[Begin Data entries]

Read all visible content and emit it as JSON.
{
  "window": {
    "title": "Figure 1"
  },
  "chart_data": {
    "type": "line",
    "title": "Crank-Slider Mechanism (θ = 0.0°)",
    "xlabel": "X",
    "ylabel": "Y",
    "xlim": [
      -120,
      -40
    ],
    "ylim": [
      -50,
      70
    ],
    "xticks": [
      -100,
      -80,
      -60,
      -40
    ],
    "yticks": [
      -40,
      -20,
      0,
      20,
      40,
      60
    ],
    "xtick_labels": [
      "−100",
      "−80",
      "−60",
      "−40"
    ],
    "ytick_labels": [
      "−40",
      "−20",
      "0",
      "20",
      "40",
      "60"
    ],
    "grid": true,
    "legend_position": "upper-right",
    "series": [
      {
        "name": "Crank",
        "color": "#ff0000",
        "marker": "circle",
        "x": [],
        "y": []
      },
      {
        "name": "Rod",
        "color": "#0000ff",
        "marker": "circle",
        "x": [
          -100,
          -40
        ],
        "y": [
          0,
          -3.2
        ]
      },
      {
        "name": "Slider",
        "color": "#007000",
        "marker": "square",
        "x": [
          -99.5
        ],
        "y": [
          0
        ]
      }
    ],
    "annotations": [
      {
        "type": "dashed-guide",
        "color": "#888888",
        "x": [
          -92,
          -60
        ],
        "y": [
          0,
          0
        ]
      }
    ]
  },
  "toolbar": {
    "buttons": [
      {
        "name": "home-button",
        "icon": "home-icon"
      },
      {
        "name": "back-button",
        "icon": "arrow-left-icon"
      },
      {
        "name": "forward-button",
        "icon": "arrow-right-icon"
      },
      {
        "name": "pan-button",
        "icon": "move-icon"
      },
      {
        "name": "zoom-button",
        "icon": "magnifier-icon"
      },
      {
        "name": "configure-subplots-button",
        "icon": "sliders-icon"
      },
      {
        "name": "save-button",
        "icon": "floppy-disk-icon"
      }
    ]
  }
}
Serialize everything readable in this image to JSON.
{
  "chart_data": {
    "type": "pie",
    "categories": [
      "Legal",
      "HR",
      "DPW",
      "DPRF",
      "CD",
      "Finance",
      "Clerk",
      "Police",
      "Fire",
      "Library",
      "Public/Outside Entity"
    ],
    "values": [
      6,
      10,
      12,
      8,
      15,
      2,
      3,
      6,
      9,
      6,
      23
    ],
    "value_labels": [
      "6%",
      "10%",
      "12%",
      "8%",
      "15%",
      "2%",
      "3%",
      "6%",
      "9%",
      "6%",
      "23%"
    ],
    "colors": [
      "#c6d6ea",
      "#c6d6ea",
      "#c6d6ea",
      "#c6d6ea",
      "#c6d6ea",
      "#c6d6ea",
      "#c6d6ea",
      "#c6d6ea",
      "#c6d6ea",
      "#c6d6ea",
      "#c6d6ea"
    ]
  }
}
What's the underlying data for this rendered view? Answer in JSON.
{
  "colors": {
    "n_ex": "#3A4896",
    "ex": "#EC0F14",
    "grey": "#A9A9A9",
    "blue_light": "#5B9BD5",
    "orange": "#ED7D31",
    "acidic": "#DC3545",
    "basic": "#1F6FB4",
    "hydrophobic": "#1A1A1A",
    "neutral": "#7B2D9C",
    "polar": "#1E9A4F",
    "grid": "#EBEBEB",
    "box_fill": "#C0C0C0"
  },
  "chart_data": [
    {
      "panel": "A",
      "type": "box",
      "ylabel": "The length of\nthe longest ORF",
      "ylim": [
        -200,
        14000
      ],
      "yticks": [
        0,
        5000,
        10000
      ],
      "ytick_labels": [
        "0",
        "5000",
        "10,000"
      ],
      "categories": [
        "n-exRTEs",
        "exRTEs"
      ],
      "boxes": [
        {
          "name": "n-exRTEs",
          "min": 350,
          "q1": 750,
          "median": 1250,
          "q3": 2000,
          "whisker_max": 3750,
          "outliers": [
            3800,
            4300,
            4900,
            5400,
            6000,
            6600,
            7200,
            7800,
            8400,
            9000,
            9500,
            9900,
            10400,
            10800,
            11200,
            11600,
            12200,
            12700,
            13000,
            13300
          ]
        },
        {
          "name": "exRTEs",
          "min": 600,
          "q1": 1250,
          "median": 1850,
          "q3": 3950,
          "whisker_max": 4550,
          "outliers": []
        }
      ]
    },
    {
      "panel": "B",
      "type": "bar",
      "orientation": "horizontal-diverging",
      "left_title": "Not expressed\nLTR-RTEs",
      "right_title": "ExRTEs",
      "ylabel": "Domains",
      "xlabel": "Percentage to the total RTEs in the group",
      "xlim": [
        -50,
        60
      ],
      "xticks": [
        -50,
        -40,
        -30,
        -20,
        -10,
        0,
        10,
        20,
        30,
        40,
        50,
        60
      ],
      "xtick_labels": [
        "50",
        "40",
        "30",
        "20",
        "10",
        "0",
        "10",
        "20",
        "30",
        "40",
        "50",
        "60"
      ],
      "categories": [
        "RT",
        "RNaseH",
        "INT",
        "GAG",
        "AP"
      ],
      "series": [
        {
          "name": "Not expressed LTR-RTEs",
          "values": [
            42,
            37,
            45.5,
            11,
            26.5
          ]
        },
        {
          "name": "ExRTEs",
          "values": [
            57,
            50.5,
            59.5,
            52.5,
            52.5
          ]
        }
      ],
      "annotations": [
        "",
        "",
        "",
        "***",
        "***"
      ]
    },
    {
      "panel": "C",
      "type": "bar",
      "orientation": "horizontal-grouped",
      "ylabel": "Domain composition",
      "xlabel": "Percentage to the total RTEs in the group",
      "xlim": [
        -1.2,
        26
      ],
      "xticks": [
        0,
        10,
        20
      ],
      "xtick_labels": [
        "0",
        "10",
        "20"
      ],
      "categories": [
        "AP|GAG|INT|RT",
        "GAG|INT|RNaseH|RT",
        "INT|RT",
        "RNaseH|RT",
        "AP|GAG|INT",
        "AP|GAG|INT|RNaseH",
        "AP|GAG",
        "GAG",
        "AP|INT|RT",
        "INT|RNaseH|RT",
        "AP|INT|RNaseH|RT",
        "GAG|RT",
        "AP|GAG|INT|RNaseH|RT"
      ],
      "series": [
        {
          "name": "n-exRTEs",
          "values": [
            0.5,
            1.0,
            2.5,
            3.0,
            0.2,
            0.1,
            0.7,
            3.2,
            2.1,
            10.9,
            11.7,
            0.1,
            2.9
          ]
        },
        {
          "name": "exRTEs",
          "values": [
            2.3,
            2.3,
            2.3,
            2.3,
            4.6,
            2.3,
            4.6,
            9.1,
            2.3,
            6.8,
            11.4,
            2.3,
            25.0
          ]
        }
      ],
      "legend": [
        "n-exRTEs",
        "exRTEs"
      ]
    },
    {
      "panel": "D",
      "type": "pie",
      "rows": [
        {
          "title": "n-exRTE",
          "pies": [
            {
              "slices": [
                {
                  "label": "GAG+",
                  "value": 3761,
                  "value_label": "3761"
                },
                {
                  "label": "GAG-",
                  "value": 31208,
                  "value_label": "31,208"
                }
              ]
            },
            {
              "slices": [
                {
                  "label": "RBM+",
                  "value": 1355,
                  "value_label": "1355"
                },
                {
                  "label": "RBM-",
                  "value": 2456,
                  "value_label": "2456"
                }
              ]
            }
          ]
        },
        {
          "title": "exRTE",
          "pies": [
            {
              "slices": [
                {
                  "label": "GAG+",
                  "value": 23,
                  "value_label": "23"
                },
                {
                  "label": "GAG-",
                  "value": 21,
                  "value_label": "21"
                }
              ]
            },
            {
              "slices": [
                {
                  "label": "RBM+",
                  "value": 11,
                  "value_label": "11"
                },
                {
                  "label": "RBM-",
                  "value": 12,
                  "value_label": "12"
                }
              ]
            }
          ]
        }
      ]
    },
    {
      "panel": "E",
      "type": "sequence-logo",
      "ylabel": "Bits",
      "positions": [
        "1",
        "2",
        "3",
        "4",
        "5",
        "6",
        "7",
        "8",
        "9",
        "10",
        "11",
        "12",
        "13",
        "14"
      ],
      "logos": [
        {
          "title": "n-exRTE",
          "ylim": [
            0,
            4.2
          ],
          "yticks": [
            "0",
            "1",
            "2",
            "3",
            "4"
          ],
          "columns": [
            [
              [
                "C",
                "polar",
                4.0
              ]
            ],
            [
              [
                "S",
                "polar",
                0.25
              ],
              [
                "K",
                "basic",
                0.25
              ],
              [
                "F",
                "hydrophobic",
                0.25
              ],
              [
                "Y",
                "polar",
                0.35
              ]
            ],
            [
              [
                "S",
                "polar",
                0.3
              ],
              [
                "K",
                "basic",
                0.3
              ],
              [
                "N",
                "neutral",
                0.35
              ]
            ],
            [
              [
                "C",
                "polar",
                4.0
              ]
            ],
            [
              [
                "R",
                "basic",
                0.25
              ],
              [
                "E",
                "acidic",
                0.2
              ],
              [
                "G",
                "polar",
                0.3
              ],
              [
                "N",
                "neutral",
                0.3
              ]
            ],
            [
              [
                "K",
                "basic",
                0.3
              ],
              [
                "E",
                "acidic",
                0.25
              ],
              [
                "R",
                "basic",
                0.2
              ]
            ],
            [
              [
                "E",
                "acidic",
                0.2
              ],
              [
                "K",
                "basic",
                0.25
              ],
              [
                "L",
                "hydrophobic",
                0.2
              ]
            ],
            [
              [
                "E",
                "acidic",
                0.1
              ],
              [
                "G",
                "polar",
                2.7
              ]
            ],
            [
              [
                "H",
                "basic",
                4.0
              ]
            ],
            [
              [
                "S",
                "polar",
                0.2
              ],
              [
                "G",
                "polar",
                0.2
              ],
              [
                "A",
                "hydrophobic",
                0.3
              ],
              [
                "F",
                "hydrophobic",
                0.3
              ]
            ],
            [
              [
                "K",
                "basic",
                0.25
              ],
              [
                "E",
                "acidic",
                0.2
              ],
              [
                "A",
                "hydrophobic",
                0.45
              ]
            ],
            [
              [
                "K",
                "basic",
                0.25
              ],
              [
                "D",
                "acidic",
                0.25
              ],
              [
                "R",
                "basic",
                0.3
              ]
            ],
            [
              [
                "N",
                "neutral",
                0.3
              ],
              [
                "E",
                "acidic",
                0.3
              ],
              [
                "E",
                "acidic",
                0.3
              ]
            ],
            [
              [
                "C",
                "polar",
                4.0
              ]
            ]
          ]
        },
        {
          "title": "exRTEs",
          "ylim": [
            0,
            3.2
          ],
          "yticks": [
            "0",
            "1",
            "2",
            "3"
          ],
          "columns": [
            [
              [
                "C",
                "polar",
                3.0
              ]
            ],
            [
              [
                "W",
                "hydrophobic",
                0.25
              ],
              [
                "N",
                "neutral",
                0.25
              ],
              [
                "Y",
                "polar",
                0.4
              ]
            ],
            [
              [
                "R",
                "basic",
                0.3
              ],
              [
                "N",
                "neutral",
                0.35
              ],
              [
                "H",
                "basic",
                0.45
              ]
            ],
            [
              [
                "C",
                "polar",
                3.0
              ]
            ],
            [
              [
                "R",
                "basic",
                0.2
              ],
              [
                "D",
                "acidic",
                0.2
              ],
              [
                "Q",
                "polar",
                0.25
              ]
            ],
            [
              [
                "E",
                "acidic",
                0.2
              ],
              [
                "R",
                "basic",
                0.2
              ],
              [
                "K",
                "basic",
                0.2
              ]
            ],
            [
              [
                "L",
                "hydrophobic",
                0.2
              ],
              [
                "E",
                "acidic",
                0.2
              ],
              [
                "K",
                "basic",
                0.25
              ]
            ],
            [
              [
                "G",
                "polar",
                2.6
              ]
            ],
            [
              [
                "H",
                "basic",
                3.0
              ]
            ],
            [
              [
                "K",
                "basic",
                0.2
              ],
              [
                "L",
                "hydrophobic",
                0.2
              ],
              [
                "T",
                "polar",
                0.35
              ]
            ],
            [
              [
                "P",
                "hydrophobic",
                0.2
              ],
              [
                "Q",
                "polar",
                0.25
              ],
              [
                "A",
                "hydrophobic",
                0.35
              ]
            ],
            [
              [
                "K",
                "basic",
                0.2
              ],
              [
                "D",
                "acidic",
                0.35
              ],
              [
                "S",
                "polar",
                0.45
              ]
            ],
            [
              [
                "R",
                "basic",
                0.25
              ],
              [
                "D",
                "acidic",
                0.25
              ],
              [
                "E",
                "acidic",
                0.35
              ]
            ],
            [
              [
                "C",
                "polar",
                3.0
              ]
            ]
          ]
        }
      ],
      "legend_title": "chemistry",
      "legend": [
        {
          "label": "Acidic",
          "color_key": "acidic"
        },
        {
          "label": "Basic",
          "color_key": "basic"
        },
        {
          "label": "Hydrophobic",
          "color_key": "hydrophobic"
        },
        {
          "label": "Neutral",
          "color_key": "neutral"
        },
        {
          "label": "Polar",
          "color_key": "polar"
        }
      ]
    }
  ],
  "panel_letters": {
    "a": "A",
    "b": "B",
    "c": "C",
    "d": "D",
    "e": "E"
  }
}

[End Data entries]

> [To be done] Go through the preceding material and copy each line that has the word "this".

> [Written answer]
Serialize everything readable in this image to JSON.
What's the underlying data for this rendered view? Answer in JSON.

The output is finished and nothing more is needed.